### TASK STATEMENT:
Collect every line of the records below that contains the word "likes".

(Dataset records)
::::::
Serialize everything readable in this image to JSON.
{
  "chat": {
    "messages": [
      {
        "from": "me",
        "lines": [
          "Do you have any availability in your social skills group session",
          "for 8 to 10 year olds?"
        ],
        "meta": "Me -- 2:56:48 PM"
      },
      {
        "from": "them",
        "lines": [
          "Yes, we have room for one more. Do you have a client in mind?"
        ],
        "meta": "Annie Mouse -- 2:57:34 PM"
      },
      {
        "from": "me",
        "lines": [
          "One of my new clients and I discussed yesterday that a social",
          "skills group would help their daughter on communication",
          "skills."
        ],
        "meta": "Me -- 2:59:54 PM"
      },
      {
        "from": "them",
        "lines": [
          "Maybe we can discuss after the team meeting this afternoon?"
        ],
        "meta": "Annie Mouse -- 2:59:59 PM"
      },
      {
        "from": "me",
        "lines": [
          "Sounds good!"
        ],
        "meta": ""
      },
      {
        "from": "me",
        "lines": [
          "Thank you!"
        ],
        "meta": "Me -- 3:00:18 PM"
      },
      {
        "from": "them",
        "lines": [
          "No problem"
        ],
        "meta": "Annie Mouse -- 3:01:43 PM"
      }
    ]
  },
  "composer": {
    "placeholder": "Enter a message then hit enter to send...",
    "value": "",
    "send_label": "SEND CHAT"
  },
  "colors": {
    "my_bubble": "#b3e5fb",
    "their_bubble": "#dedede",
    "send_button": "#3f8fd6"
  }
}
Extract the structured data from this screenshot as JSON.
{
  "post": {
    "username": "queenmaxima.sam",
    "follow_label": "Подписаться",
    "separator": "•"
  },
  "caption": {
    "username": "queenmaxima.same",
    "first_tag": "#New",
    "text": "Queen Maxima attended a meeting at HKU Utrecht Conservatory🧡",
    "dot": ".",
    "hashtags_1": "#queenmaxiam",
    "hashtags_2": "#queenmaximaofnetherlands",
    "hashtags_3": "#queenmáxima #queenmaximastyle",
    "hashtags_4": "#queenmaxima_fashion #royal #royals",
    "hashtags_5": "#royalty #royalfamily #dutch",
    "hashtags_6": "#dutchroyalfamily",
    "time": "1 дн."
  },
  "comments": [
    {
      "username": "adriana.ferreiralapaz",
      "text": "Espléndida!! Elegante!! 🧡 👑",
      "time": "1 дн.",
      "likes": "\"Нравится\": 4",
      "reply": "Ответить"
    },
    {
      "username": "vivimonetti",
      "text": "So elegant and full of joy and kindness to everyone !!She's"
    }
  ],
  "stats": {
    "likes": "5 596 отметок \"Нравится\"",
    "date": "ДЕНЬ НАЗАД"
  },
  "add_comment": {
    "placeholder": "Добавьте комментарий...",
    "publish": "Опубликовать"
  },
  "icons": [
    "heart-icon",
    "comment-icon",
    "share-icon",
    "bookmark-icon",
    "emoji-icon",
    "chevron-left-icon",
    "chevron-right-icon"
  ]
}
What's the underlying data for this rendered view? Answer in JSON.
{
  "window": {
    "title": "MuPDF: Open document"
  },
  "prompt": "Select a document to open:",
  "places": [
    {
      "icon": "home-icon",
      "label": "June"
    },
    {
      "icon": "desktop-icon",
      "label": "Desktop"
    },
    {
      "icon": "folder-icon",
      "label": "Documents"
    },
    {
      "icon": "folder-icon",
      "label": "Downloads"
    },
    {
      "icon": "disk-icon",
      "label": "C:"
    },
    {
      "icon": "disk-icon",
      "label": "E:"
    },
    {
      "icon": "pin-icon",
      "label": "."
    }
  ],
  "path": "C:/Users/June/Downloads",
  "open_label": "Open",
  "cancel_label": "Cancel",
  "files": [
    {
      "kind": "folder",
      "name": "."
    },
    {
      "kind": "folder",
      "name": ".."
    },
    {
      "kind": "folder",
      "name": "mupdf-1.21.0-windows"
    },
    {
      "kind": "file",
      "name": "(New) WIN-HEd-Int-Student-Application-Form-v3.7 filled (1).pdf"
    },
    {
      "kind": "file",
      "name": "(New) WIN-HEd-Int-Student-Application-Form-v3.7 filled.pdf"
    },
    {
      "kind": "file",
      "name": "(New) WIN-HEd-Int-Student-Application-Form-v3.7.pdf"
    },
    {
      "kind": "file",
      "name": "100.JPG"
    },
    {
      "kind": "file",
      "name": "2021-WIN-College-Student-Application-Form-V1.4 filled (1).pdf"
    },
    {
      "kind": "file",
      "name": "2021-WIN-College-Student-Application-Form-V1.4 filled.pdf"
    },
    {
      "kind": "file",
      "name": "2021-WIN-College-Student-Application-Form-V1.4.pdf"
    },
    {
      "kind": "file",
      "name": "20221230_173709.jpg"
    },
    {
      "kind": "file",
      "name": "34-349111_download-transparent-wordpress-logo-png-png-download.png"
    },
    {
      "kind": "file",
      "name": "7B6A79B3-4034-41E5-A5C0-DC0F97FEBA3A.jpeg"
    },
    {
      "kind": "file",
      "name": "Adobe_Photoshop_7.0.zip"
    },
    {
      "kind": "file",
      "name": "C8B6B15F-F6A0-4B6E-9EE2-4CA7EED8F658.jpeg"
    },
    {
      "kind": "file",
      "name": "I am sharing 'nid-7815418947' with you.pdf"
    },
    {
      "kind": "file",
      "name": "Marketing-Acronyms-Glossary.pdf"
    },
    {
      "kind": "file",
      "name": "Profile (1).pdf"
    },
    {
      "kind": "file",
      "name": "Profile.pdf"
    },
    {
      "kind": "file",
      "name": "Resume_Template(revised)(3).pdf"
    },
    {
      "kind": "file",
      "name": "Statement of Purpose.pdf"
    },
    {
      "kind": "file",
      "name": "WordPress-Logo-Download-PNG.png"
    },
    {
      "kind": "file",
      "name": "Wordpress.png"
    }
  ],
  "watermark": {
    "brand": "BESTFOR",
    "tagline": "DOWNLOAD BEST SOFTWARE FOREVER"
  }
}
::::::
### RESULT OF THIS TASK:
      "likes": "\"Нравится\": 4",
    "likes": "5 596 отметок \"Нравится\"",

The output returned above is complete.